--- AIM OF THE TASK ---
Your output must consist solely of the lines from the one containing "What text is on this page?" through the end of the records, reproduced exactly.

## START

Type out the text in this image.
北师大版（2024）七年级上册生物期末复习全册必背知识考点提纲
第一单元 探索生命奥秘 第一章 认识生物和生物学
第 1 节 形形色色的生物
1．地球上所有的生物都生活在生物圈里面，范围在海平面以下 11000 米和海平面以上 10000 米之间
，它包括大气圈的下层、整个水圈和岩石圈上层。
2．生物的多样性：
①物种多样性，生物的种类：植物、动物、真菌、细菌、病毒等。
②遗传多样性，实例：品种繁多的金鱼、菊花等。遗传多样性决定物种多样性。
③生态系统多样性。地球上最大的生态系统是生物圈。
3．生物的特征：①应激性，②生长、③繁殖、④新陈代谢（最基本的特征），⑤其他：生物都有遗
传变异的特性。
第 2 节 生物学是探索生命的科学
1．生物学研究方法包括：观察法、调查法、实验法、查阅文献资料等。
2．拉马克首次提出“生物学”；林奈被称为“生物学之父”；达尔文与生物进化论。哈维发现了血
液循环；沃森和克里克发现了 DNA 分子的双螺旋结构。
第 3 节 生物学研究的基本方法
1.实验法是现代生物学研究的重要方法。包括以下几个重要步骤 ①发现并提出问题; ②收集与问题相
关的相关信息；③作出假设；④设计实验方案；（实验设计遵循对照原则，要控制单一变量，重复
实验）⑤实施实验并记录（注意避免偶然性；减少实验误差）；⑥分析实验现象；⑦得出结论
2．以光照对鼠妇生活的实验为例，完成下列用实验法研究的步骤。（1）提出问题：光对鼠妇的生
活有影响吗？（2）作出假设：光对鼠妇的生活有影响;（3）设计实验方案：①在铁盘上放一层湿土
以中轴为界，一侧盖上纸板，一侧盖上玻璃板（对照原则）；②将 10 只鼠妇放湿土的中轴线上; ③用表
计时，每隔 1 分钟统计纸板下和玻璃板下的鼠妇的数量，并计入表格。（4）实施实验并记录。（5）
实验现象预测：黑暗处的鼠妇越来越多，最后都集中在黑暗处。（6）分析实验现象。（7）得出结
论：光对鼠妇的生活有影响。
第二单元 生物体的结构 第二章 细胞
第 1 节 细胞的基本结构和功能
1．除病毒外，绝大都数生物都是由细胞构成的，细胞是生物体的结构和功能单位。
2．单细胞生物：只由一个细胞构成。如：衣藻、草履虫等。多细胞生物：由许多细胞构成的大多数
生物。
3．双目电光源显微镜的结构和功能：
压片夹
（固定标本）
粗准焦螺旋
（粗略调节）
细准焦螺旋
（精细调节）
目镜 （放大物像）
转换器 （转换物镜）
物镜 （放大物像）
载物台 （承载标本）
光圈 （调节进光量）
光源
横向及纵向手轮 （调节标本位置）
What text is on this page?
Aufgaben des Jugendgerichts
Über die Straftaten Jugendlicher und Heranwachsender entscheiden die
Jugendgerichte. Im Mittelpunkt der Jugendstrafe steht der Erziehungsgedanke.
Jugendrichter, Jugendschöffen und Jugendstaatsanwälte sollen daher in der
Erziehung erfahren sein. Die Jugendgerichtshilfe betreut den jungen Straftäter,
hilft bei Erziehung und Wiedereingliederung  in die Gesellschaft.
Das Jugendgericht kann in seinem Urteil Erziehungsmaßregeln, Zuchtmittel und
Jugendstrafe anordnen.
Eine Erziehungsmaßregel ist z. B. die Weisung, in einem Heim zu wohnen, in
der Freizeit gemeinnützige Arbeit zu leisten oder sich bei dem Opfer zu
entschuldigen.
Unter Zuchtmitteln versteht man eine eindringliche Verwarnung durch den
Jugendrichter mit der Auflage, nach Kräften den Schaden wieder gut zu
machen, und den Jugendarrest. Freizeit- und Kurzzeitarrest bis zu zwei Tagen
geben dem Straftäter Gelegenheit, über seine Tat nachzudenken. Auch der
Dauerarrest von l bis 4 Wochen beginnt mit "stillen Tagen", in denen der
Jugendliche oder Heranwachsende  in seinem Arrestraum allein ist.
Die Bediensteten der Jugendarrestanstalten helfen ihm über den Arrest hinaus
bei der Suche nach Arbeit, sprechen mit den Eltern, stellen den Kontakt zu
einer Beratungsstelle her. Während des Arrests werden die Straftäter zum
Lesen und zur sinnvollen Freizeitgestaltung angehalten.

## END

--- WRITTEN ANSWER ---
What text is on this page?
Aufgaben des Jugendgerichts
Über die Straftaten Jugendlicher und Heranwachsender entscheiden die
Jugendgerichte. Im Mittelpunkt der Jugendstrafe steht der Erziehungsgedanke.
Jugendrichter, Jugendschöffen und Jugendstaatsanwälte sollen daher in der
Erziehung erfahren sein. Die Jugendgerichtshilfe betreut den jungen Straftäter,
hilft bei Erziehung und Wiedereingliederung  in die Gesellschaft.
Das Jugendgericht kann in seinem Urteil Erziehungsmaßregeln, Zuchtmittel und
Jugendstrafe anordnen.
Eine Erziehungsmaßregel ist z. B. die Weisung, in einem Heim zu wohnen, in
der Freizeit gemeinnützige Arbeit zu leisten oder sich bei dem Opfer zu
entschuldigen.
Unter Zuchtmitteln versteht man eine eindringliche Verwarnung durch den
Jugendrichter mit der Auflage, nach Kräften den Schaden wieder gut zu
machen, und den Jugendarrest. Freizeit- und Kurzzeitarrest bis zu zwei Tagen
geben dem Straftäter Gelegenheit, über seine Tat nachzudenken. Auch der
Dauerarrest von l bis 4 Wochen beginnt mit "stillen Tagen", in denen der
Jugendliche oder Heranwachsende  in seinem Arrestraum allein ist.
Die Bediensteten der Jugendarrestanstalten helfen ihm über den Arrest hinaus
bei der Suche nach Arbeit, sprechen mit den Eltern, stellen den Kontakt zu
einer Beratungsstelle her. Während des Arrests werden die Straftäter zum
Lesen und zur sinnvollen Freizeitgestaltung angehalten.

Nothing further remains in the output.